- **Dataset records**
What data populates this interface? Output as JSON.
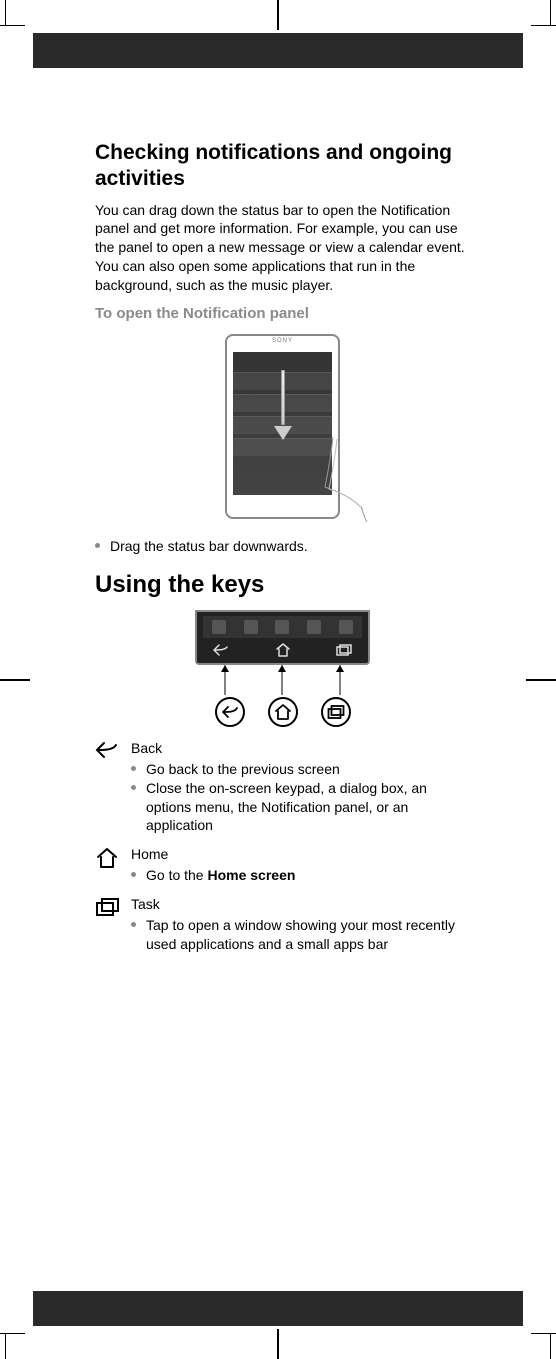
{
  "section1": {
    "heading": "Checking notifications and ongoing activities",
    "intro": "You can drag down the status bar to open the Notification panel and get more information. For example, you can use the panel to open a new message or view a calendar event. You can also open some applications that run in the background, such as the music player.",
    "subheading": "To open the Notification panel",
    "phone_brand": "SONY",
    "bullet": "Drag the status bar downwards."
  },
  "section2": {
    "heading": "Using the keys",
    "keys": [
      {
        "title": "Back",
        "points": [
          "Go back to the previous screen",
          "Close the on-screen keypad, a dialog box, an options menu, the Notification panel, or an application"
        ]
      },
      {
        "title": "Home",
        "points_bold": [
          {
            "pre": "Go to the ",
            "bold": "Home screen",
            "post": ""
          }
        ]
      },
      {
        "title": "Task",
        "points": [
          "Tap to open a window showing your most recently used applications and a small apps bar"
        ]
      }
    ]
  }
}
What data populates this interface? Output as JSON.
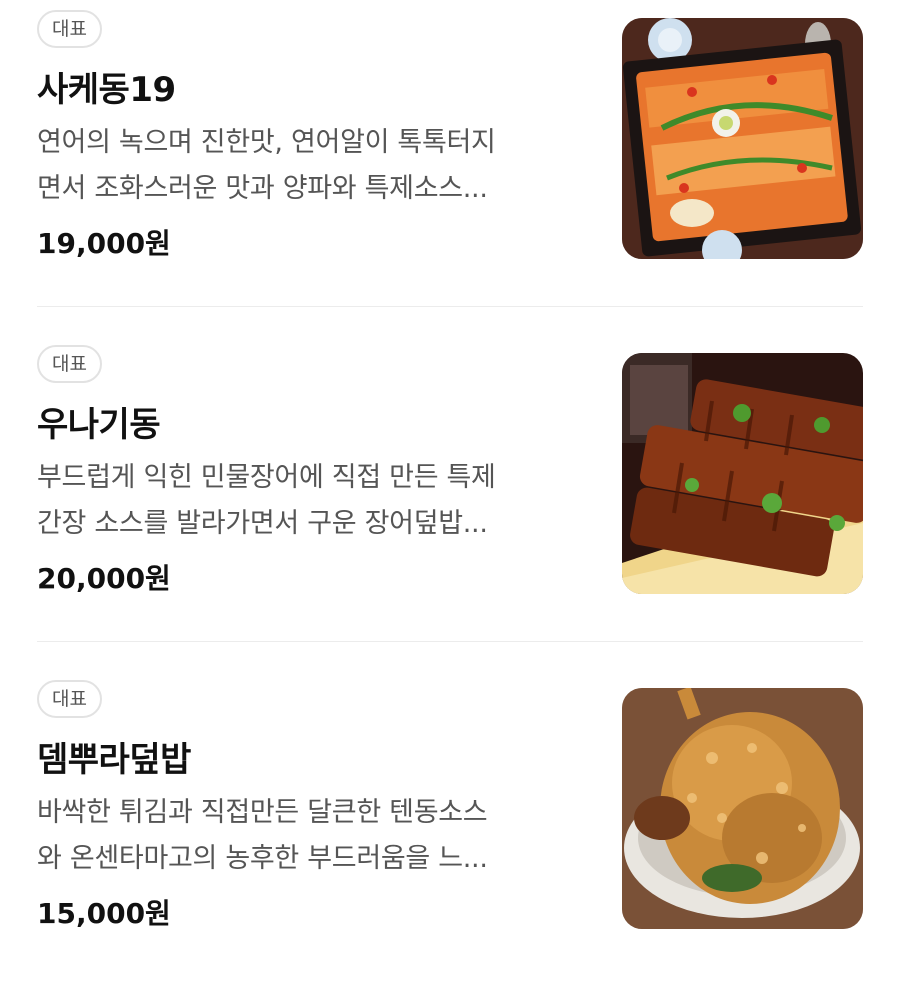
{
  "menu": {
    "items": [
      {
        "badge": "대표",
        "name": "사케동19",
        "desc_line1": "연어의 녹으며 진한맛, 연어알이 톡톡터지",
        "desc_line2": "면서 조화스러운 맛과 양파와 특제소스...",
        "price": "19,000원",
        "image": "salmon-rice-bowl-photo"
      },
      {
        "badge": "대표",
        "name": "우나기동",
        "desc_line1": "부드럽게 익힌 민물장어에 직접 만든 특제",
        "desc_line2": "간장 소스를 발라가면서 구운 장어덮밥...",
        "price": "20,000원",
        "image": "eel-rice-bowl-photo"
      },
      {
        "badge": "대표",
        "name": "뎀뿌라덮밥",
        "desc_line1": "바싹한 튀김과 직접만든 달큰한 텐동소스",
        "desc_line2": "와 온센타마고의 농후한 부드러움을 느...",
        "price": "15,000원",
        "image": "tempura-rice-bowl-photo"
      }
    ]
  }
}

- **Written exercise**
Using the records above, gather all lines where the string "photo" is present.

- **The answer**
        "image": "salmon-rice-bowl-photo"
        "image": "eel-rice-bowl-photo"
        "image": "tempura-rice-bowl-photo"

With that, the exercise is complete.